EXERCISE OBJECTIVE
Identify the lines containing the word "Insurance". Copy each one.

DATASET EXTRACT

##########

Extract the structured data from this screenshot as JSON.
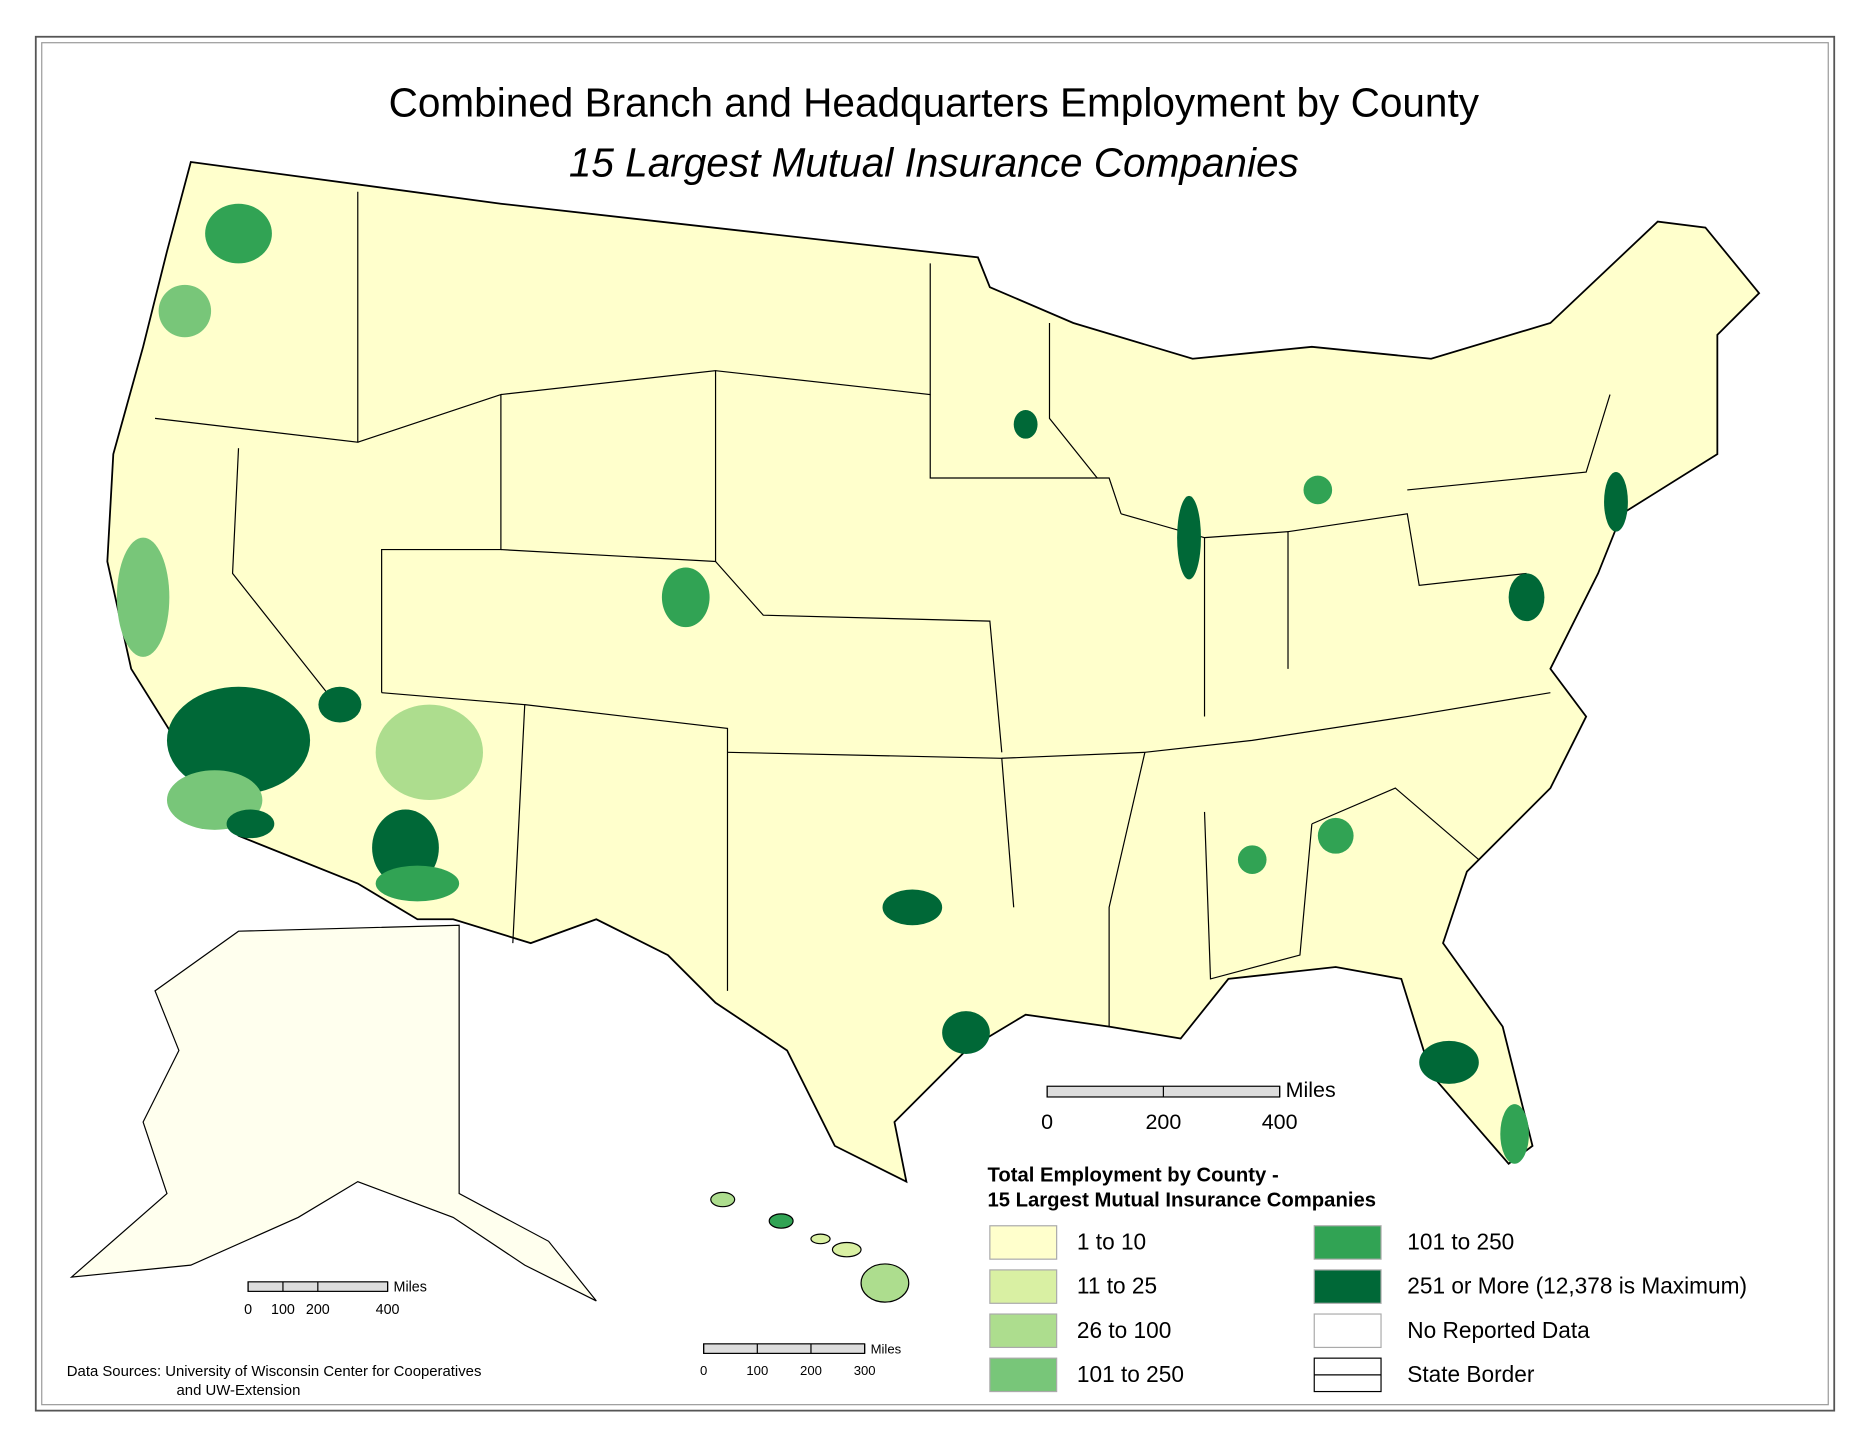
{
  "header": {
    "title": "Combined Branch and Headquarters Employment by County",
    "subtitle": "15 Largest Mutual Insurance Companies"
  },
  "legend": {
    "title_lines": [
      "Total Employment by County -",
      "15 Largest Mutual Insurance Companies"
    ],
    "items": [
      {
        "label": "1 to 10",
        "color": "#ffffcc"
      },
      {
        "label": "11 to 25",
        "color": "#d9f0a3"
      },
      {
        "label": "26 to 100",
        "color": "#addd8e"
      },
      {
        "label": "101 to 250",
        "color": "#78c679"
      },
      {
        "label": "101 to 250",
        "color": "#31a354"
      },
      {
        "label": "251 or More (12,378 is Maximum)",
        "color": "#006837"
      },
      {
        "label": "No Reported Data",
        "color": "#ffffff"
      },
      {
        "label": "State Border",
        "color": "#ffffff"
      }
    ]
  },
  "scale_bars": [
    {
      "unit": "Miles",
      "ticks": [
        0,
        200,
        400
      ]
    },
    {
      "unit": "Miles",
      "ticks": [
        0,
        100,
        200,
        400
      ]
    },
    {
      "unit": "Miles",
      "ticks": [
        0,
        100,
        200,
        300
      ]
    }
  ],
  "sources": [
    "Data Sources: University of Wisconsin Center for Cooperatives",
    "and UW-Extension"
  ]
}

##########

WRITTEN ANSWER
    "subtitle": "15 Largest Mutual Insurance Companies"
      "15 Largest Mutual Insurance Companies"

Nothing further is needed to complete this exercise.